:: EXTRACTED ENTRIES ::
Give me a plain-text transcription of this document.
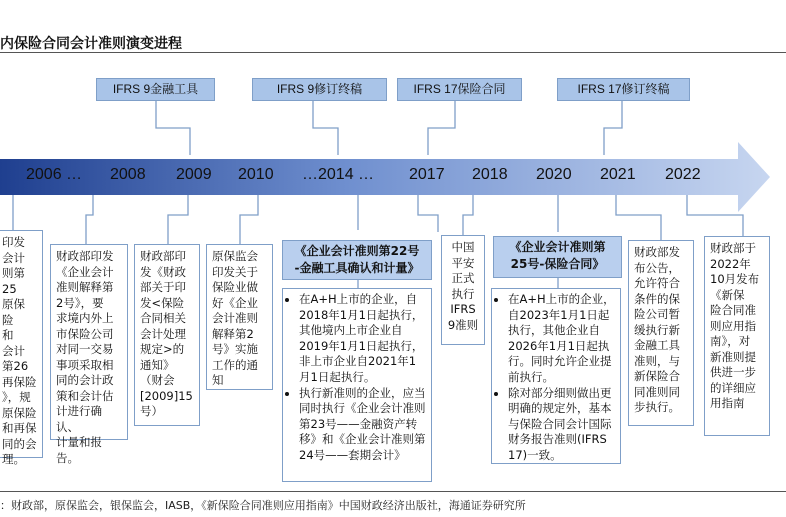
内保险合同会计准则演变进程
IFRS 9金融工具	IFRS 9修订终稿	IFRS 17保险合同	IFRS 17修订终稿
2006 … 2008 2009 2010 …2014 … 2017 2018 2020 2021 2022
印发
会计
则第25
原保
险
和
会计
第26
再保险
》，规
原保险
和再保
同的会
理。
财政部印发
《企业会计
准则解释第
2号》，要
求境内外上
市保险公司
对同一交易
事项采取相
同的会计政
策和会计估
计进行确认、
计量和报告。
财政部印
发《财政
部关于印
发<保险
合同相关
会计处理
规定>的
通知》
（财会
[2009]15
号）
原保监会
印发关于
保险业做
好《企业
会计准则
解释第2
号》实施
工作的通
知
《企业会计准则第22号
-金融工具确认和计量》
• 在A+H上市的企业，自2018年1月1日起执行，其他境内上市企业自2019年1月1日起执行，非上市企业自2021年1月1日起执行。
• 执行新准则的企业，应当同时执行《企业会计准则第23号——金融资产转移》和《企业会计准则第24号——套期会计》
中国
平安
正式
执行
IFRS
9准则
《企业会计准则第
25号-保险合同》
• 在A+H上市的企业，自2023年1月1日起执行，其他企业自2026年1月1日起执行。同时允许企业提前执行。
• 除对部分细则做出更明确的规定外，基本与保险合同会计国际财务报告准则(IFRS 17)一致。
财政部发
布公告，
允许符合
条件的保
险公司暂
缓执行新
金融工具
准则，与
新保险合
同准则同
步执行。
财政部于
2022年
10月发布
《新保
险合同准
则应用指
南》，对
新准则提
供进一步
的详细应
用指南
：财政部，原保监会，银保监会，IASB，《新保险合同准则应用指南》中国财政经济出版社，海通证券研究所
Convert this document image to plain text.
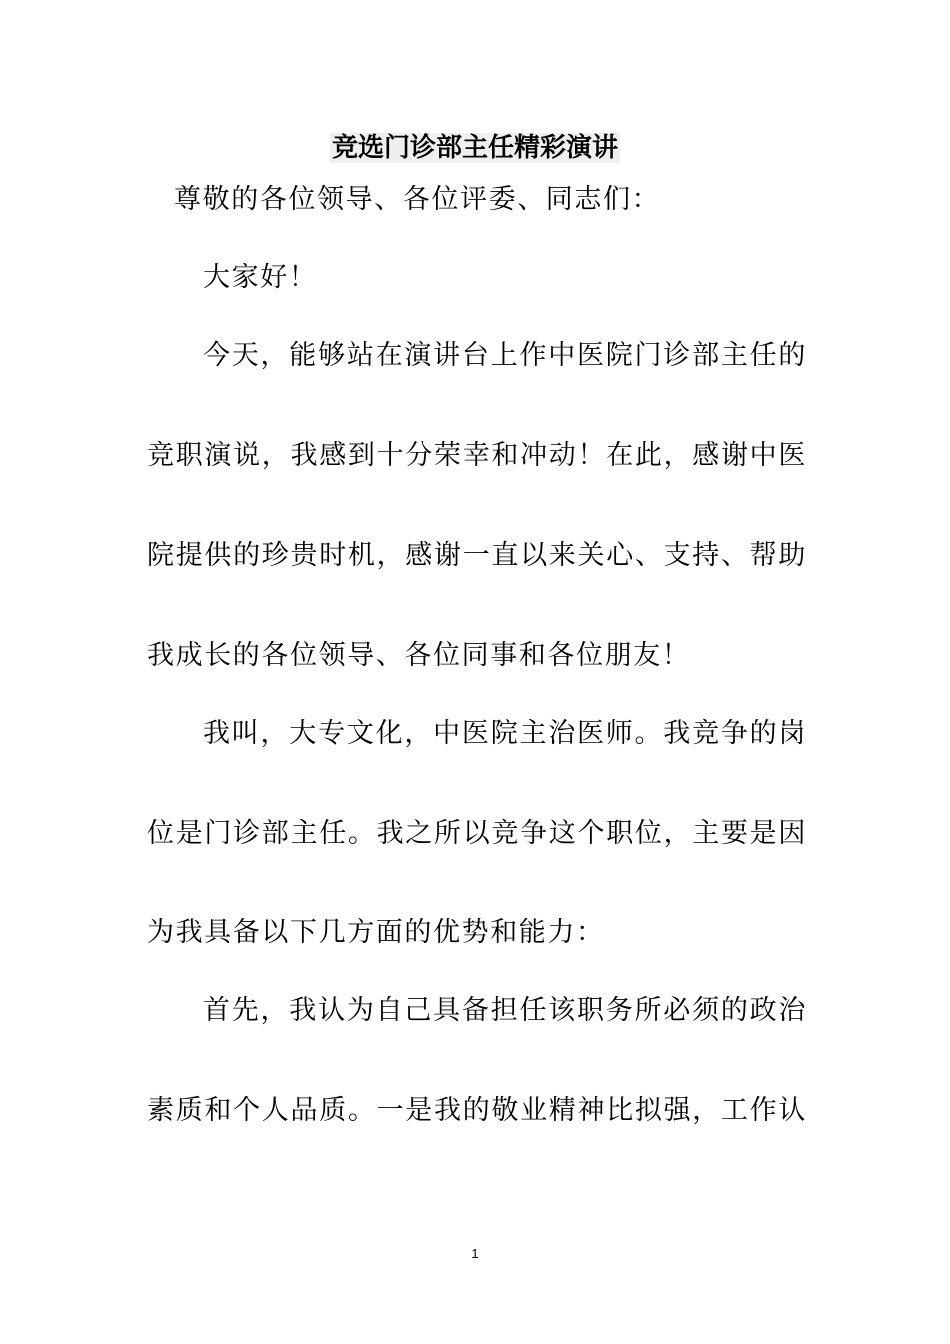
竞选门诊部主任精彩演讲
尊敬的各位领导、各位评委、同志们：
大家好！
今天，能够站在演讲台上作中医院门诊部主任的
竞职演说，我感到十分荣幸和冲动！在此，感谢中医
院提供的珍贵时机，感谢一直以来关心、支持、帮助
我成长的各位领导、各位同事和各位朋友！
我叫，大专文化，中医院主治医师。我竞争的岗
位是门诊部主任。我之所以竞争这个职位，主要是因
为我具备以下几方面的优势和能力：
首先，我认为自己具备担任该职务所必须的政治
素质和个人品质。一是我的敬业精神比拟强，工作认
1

--

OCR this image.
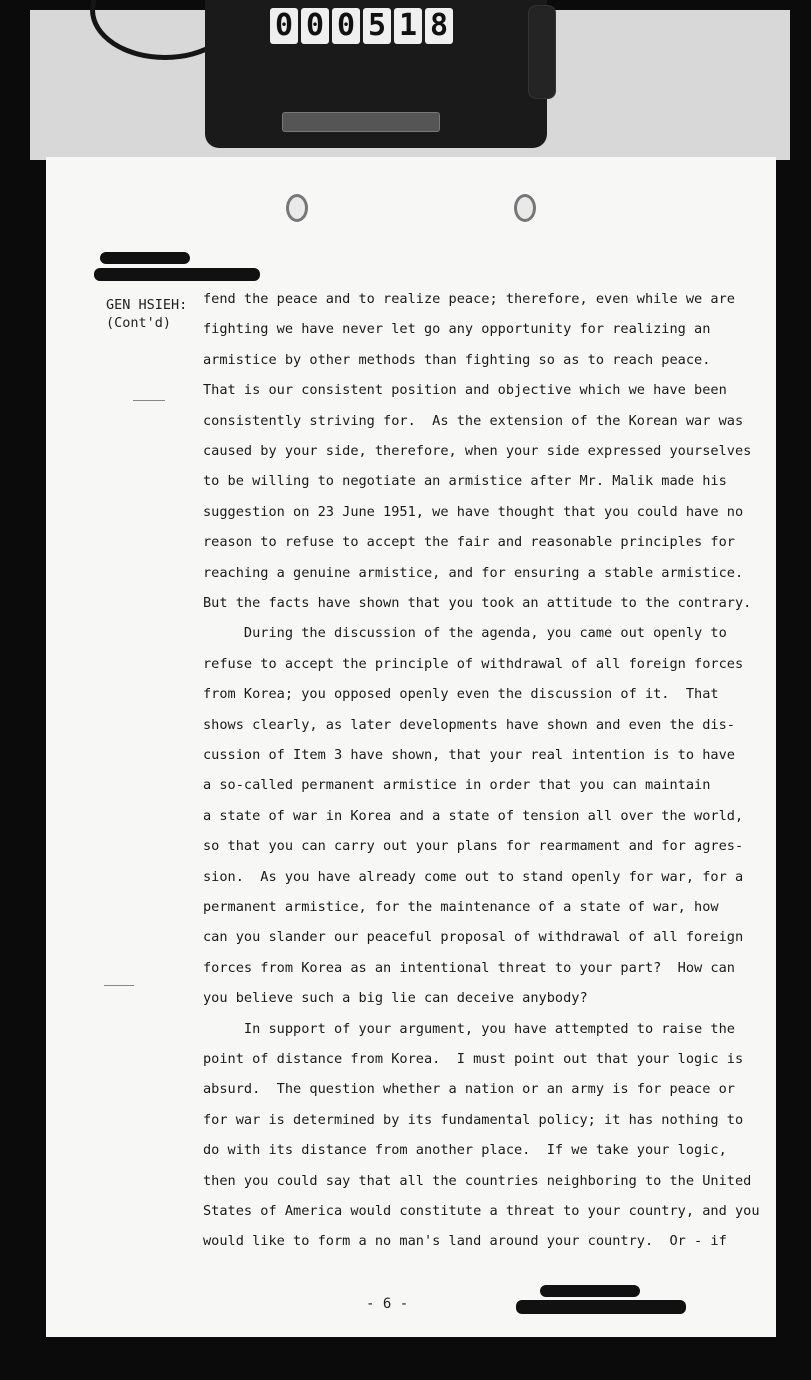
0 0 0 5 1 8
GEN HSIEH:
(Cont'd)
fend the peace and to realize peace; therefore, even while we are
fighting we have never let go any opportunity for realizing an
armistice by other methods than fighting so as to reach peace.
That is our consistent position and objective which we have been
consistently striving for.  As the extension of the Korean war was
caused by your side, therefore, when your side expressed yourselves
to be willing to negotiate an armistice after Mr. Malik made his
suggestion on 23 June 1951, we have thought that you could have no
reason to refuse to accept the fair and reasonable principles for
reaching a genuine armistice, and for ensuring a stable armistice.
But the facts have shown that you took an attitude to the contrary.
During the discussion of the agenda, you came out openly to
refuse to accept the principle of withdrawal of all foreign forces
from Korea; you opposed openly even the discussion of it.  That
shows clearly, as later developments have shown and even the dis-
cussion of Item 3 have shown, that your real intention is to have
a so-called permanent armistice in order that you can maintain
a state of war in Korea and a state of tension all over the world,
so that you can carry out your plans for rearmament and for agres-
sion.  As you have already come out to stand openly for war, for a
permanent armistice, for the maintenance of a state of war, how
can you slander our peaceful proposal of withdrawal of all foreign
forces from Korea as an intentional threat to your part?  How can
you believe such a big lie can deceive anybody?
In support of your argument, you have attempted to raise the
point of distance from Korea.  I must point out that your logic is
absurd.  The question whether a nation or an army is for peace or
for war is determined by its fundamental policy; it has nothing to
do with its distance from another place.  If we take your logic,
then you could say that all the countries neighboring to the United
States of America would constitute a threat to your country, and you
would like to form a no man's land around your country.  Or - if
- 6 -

:: STATED PROBLEM ::
Find the lines containing "therefore" and list every one of them.

:: SOLUTION TO THIS TASK ::
fend the peace and to realize peace; therefore, even while we are
caused by your side, therefore, when your side expressed yourselves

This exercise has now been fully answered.